▸ AUFGABENSTELLUNG
Bearbeite alle Einträge, indem du jedes "volume-bar" durch "volume-column" ersetzt und alles Übrige unverändert lässt. Gib die Einträge ohne die Bilder wieder.

[Daten zur Platzierung der Elemente]
========================================================================

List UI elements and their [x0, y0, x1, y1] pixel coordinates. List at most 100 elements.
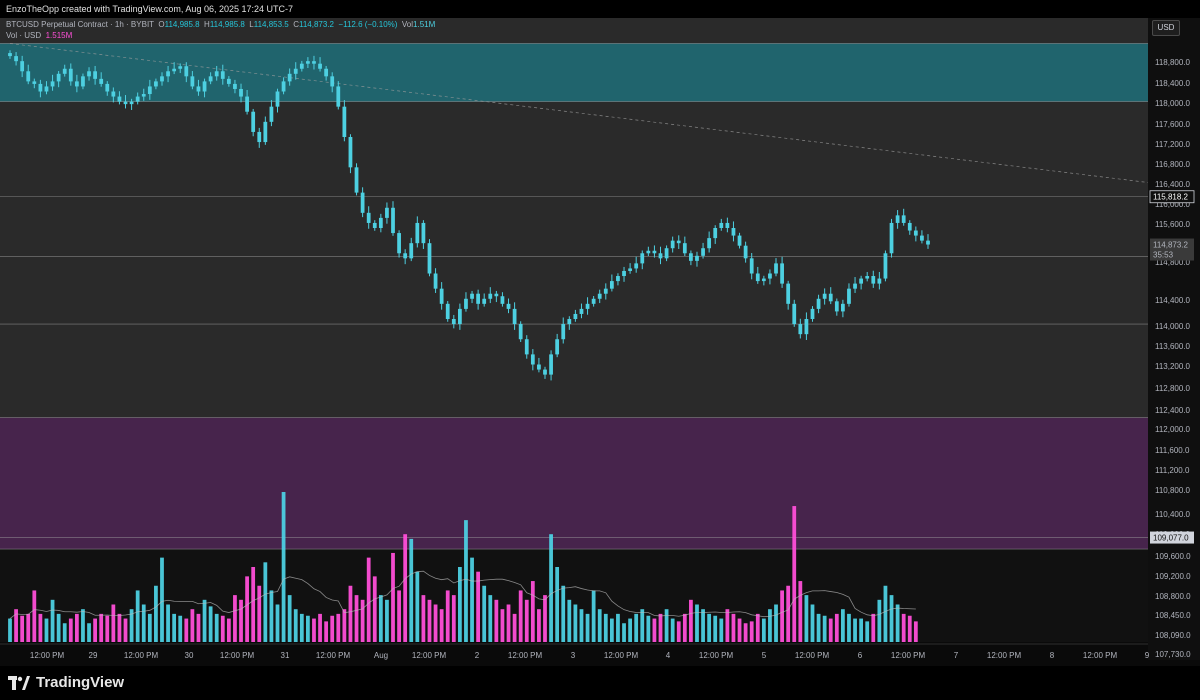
- volume-bar: [8, 618, 12, 642]
- candle: [226, 78, 231, 84]
- candle: [81, 76, 85, 87]
- volume-bar: [506, 604, 511, 642]
- volume-bar: [360, 599, 365, 642]
- candle: [591, 298, 596, 304]
- candle: [792, 303, 797, 325]
- volume-bar: [117, 613, 122, 642]
- volume-bar: [44, 618, 49, 642]
- tradingview-logo[interactable]: TradingView: [8, 674, 124, 691]
- volume-bar: [342, 609, 347, 642]
- candle: [907, 222, 912, 231]
- candle: [646, 250, 651, 254]
- volume-bar: [415, 571, 420, 642]
- volume-bar: [494, 599, 499, 642]
- attribution-bar: EnzoTheOpp created with TradingView.com,…: [0, 0, 1200, 18]
- candle: [780, 263, 784, 284]
- candle: [628, 268, 632, 271]
- candle: [20, 61, 25, 72]
- x-tick-label: 30: [185, 651, 194, 660]
- volume-bar: [409, 538, 414, 642]
- volume-bar: [445, 590, 450, 642]
- x-tick-label: 8: [1050, 651, 1055, 660]
- candle: [312, 61, 316, 64]
- y-tick-label: 116,400.0: [1155, 180, 1191, 189]
- candle: [913, 230, 918, 236]
- candle: [135, 96, 140, 102]
- volume-bar: [269, 590, 274, 642]
- candle: [275, 91, 280, 107]
- candle: [391, 207, 395, 234]
- volume-bar: [421, 595, 426, 642]
- volume-bar: [281, 492, 286, 642]
- candle: [597, 293, 602, 299]
- volume-bar: [877, 599, 882, 642]
- y-tick-label: 113,600.0: [1155, 342, 1191, 351]
- candle: [342, 106, 347, 137]
- y-tick-label: 111,600.0: [1155, 446, 1190, 455]
- candle: [360, 192, 365, 213]
- y-tick-label: 117,600.0: [1155, 120, 1191, 129]
- x-tick-label: 12:00 PM: [316, 651, 351, 660]
- candle: [543, 369, 547, 375]
- volume-bar: [476, 571, 481, 642]
- candle: [409, 243, 414, 259]
- candle: [123, 101, 128, 105]
- x-tick-label: 3: [571, 651, 576, 660]
- chart-area[interactable]: BTCUSD Perpetual Contract · 1h · BYBIT O…: [0, 18, 1200, 660]
- volume-bar: [847, 613, 851, 642]
- volume-bar: [731, 613, 736, 642]
- candle: [299, 63, 304, 69]
- y-tick-label: 107,730.0: [1155, 650, 1191, 659]
- candle: [804, 319, 809, 335]
- candle: [707, 238, 712, 249]
- currency-button[interactable]: USD: [1152, 20, 1180, 36]
- y-tick-label: 108,800.0: [1155, 592, 1191, 601]
- volume-bar: [774, 604, 778, 642]
- volume-bar: [287, 595, 292, 642]
- x-tick-label: 29: [89, 651, 98, 660]
- candle: [883, 253, 888, 279]
- volume-bar: [324, 621, 329, 642]
- volume-bar: [573, 604, 578, 642]
- candle: [196, 86, 201, 92]
- volume-bar: [682, 613, 687, 642]
- volume-bar: [816, 613, 821, 642]
- candle: [445, 303, 450, 319]
- volume-bar: [834, 613, 839, 642]
- y-tick-label: 110,400.0: [1155, 510, 1191, 519]
- volume-bar: [306, 615, 310, 642]
- volume-bar: [713, 615, 718, 642]
- volume-bar: [482, 585, 487, 642]
- x-tick-label: 12:00 PM: [699, 651, 734, 660]
- x-tick-label: 12:00 PM: [987, 651, 1022, 660]
- volume-bar: [549, 534, 553, 642]
- candle: [682, 243, 687, 254]
- candle: [530, 354, 535, 365]
- volume-bar: [889, 595, 894, 642]
- volume-bar: [597, 609, 602, 642]
- volume-bar: [457, 567, 462, 642]
- volume-bar: [749, 621, 754, 642]
- x-tick-label: 12:00 PM: [891, 651, 926, 660]
- candle: [567, 319, 572, 325]
- candle: [111, 91, 116, 97]
- volume-bar: [591, 590, 596, 642]
- candle: [99, 78, 104, 84]
- candle: [184, 66, 189, 77]
- x-tick-label: 4: [666, 651, 671, 660]
- volume-bar: [32, 590, 37, 642]
- volume-bar: [810, 604, 815, 642]
- candle: [713, 228, 718, 239]
- candle: [828, 293, 833, 302]
- y-tick-label: 111,200.0: [1155, 466, 1190, 475]
- candle: [810, 308, 815, 319]
- low-value: 114,853.5: [253, 20, 289, 29]
- volume-bar: [226, 618, 231, 642]
- tradingview-logo-icon: [8, 675, 30, 690]
- price-chart[interactable]: 118,800.0 118,400.0 118,000.0 117,600.0 117,…: [0, 18, 1200, 660]
- candle: [871, 276, 876, 284]
- candle: [62, 68, 67, 74]
- candle: [44, 86, 49, 92]
- candle: [74, 81, 79, 87]
- volume-bar: [123, 618, 128, 642]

========================================================================

▸ LÖSUNG UNTEN
List UI elements and their [x0, y0, x1, y1] pixel coordinates. List at most 100 elements.
- volume-column: [8, 618, 12, 642]
- candle: [226, 78, 231, 84]
- candle: [81, 76, 85, 87]
- volume-column: [506, 604, 511, 642]
- volume-column: [360, 599, 365, 642]
- candle: [591, 298, 596, 304]
- candle: [792, 303, 797, 325]
- volume-column: [117, 613, 122, 642]
- volume-column: [44, 618, 49, 642]
- tradingview-logo[interactable]: TradingView: [8, 674, 124, 691]
- volume-column: [342, 609, 347, 642]
- candle: [907, 222, 912, 231]
- candle: [646, 250, 651, 254]
- volume-column: [415, 571, 420, 642]
- volume-column: [494, 599, 499, 642]
- attribution-bar: EnzoTheOpp created with TradingView.com,…: [0, 0, 1200, 18]
- candle: [780, 263, 784, 284]
- candle: [628, 268, 632, 271]
- candle: [20, 61, 25, 72]
- x-tick-label: 30: [185, 651, 194, 660]
- volume-column: [409, 538, 414, 642]
- volume-column: [445, 590, 450, 642]
- x-tick-label: 8: [1050, 651, 1055, 660]
- candle: [312, 61, 316, 64]
- y-tick-label: 116,400.0: [1155, 180, 1191, 189]
- candle: [913, 230, 918, 236]
- candle: [135, 96, 140, 102]
- volume-column: [269, 590, 274, 642]
- candle: [275, 91, 280, 107]
- candle: [391, 207, 395, 234]
- volume-column: [421, 595, 426, 642]
- volume-column: [281, 492, 286, 642]
- candle: [597, 293, 602, 299]
- volume-column: [877, 599, 882, 642]
- y-tick-label: 113,600.0: [1155, 342, 1191, 351]
- candle: [342, 106, 347, 137]
- y-tick-label: 111,600.0: [1155, 446, 1190, 455]
- candle: [360, 192, 365, 213]
- y-tick-label: 117,600.0: [1155, 120, 1191, 129]
- x-tick-label: 12:00 PM: [316, 651, 351, 660]
- candle: [543, 369, 547, 375]
- volume-column: [476, 571, 481, 642]
- candle: [409, 243, 414, 259]
- candle: [123, 101, 128, 105]
- x-tick-label: 3: [571, 651, 576, 660]
- chart-area[interactable]: BTCUSD Perpetual Contract · 1h · BYBIT O…: [0, 18, 1200, 660]
- volume-column: [847, 613, 851, 642]
- volume-column: [731, 613, 736, 642]
- candle: [299, 63, 304, 69]
- y-tick-label: 107,730.0: [1155, 650, 1191, 659]
- candle: [804, 319, 809, 335]
- candle: [707, 238, 712, 249]
- currency-button[interactable]: USD: [1152, 20, 1180, 36]
- y-tick-label: 108,800.0: [1155, 592, 1191, 601]
- volume-column: [774, 604, 778, 642]
- volume-column: [287, 595, 292, 642]
- x-tick-label: 29: [89, 651, 98, 660]
- candle: [883, 253, 888, 279]
- volume-column: [324, 621, 329, 642]
- volume-column: [573, 604, 578, 642]
- candle: [196, 86, 201, 92]
- volume-column: [682, 613, 687, 642]
- volume-column: [816, 613, 821, 642]
- candle: [445, 303, 450, 319]
- volume-column: [834, 613, 839, 642]
- y-tick-label: 110,400.0: [1155, 510, 1191, 519]
- volume-column: [306, 615, 310, 642]
- volume-column: [713, 615, 718, 642]
- volume-column: [482, 585, 487, 642]
- x-tick-label: 12:00 PM: [699, 651, 734, 660]
- x-tick-label: 12:00 PM: [987, 651, 1022, 660]
- volume-column: [549, 534, 553, 642]
- candle: [682, 243, 687, 254]
- candle: [530, 354, 535, 365]
- volume-column: [889, 595, 894, 642]
- volume-column: [597, 609, 602, 642]
- volume-column: [457, 567, 462, 642]
- volume-column: [749, 621, 754, 642]
- x-tick-label: 12:00 PM: [891, 651, 926, 660]
- candle: [567, 319, 572, 325]
- candle: [111, 91, 116, 97]
- volume-column: [591, 590, 596, 642]
- candle: [99, 78, 104, 84]
- candle: [184, 66, 189, 77]
- x-tick-label: 4: [666, 651, 671, 660]
- volume-column: [32, 590, 37, 642]
- volume-column: [810, 604, 815, 642]
- candle: [713, 228, 718, 239]
- candle: [828, 293, 833, 302]
- y-tick-label: 111,200.0: [1155, 466, 1190, 475]
- candle: [810, 308, 815, 319]
- low-value: 114,853.5: [253, 20, 289, 29]
- volume-column: [226, 618, 231, 642]
- tradingview-logo-icon: [8, 675, 30, 690]
- price-chart[interactable]: 118,800.0 118,400.0 118,000.0 117,600.0 117,…: [0, 18, 1200, 660]
- candle: [871, 276, 876, 284]
- candle: [62, 68, 67, 74]
- candle: [44, 86, 49, 92]
- candle: [74, 81, 79, 87]
- volume-column: [123, 618, 128, 642]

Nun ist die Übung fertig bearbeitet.